*Record extracts*.
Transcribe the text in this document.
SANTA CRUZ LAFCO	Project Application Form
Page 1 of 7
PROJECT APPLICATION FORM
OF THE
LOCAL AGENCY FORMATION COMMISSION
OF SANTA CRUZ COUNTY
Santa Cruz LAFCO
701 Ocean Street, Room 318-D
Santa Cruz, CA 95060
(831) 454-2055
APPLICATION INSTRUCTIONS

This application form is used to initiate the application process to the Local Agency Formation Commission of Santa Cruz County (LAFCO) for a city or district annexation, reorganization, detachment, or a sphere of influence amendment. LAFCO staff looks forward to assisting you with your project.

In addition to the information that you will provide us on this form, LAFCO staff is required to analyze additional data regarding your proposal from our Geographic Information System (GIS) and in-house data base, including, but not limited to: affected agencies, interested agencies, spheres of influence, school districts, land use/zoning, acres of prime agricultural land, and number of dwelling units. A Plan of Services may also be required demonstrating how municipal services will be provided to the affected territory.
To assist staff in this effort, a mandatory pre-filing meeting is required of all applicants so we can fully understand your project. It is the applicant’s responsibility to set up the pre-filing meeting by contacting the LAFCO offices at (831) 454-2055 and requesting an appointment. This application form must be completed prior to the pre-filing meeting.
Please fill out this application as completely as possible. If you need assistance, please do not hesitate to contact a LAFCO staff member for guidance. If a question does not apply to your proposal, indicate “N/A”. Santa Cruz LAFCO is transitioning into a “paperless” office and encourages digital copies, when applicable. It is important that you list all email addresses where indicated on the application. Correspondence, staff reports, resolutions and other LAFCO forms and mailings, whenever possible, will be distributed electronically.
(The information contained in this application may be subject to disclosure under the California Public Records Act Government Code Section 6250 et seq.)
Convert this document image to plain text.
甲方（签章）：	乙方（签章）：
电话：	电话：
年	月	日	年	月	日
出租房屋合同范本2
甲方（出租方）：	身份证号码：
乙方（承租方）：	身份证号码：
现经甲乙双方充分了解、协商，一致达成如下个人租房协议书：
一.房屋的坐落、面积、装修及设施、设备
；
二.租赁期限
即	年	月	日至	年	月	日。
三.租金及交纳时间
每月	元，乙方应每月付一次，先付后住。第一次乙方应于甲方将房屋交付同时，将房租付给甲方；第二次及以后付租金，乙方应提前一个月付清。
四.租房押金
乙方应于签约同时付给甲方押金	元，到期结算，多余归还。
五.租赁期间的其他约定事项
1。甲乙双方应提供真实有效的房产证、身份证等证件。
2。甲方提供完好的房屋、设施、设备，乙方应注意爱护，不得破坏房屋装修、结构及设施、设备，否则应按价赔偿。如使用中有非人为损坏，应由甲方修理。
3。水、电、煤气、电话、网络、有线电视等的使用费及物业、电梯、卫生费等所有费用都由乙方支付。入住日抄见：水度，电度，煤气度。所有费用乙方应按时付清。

*Task objective*.
Copy out the whole listing exactly; please set it all down.

*Written solution*.
Transcribe the text in this document.
SANTA CRUZ LAFCO	Project Application Form
Page 1 of 7
PROJECT APPLICATION FORM
OF THE
LOCAL AGENCY FORMATION COMMISSION
OF SANTA CRUZ COUNTY
Santa Cruz LAFCO
701 Ocean Street, Room 318-D
Santa Cruz, CA 95060
(831) 454-2055
APPLICATION INSTRUCTIONS

This application form is used to initiate the application process to the Local Agency Formation Commission of Santa Cruz County (LAFCO) for a city or district annexation, reorganization, detachment, or a sphere of influence amendment. LAFCO staff looks forward to assisting you with your project.

In addition to the information that you will provide us on this form, LAFCO staff is required to analyze additional data regarding your proposal from our Geographic Information System (GIS) and in-house data base, including, but not limited to: affected agencies, interested agencies, spheres of influence, school districts, land use/zoning, acres of prime agricultural land, and number of dwelling units. A Plan of Services may also be required demonstrating how municipal services will be provided to the affected territory.
To assist staff in this effort, a mandatory pre-filing meeting is required of all applicants so we can fully understand your project. It is the applicant’s responsibility to set up the pre-filing meeting by contacting the LAFCO offices at (831) 454-2055 and requesting an appointment. This application form must be completed prior to the pre-filing meeting.
Please fill out this application as completely as possible. If you need assistance, please do not hesitate to contact a LAFCO staff member for guidance. If a question does not apply to your proposal, indicate “N/A”. Santa Cruz LAFCO is transitioning into a “paperless” office and encourages digital copies, when applicable. It is important that you list all email addresses where indicated on the application. Correspondence, staff reports, resolutions and other LAFCO forms and mailings, whenever possible, will be distributed electronically.
(The information contained in this application may be subject to disclosure under the California Public Records Act Government Code Section 6250 et seq.)
Convert this document image to plain text.
甲方（签章）：	乙方（签章）：
电话：	电话：
年	月	日	年	月	日
出租房屋合同范本2
甲方（出租方）：	身份证号码：
乙方（承租方）：	身份证号码：
现经甲乙双方充分了解、协商，一致达成如下个人租房协议书：
一.房屋的坐落、面积、装修及设施、设备
；
二.租赁期限
即	年	月	日至	年	月	日。
三.租金及交纳时间
每月	元，乙方应每月付一次，先付后住。第一次乙方应于甲方将房屋交付同时，将房租付给甲方；第二次及以后付租金，乙方应提前一个月付清。
四.租房押金
乙方应于签约同时付给甲方押金	元，到期结算，多余归还。
五.租赁期间的其他约定事项
1。甲乙双方应提供真实有效的房产证、身份证等证件。
2。甲方提供完好的房屋、设施、设备，乙方应注意爱护，不得破坏房屋装修、结构及设施、设备，否则应按价赔偿。如使用中有非人为损坏，应由甲方修理。
3。水、电、煤气、电话、网络、有线电视等的使用费及物业、电梯、卫生费等所有费用都由乙方支付。入住日抄见：水度，电度，煤气度。所有费用乙方应按时付清。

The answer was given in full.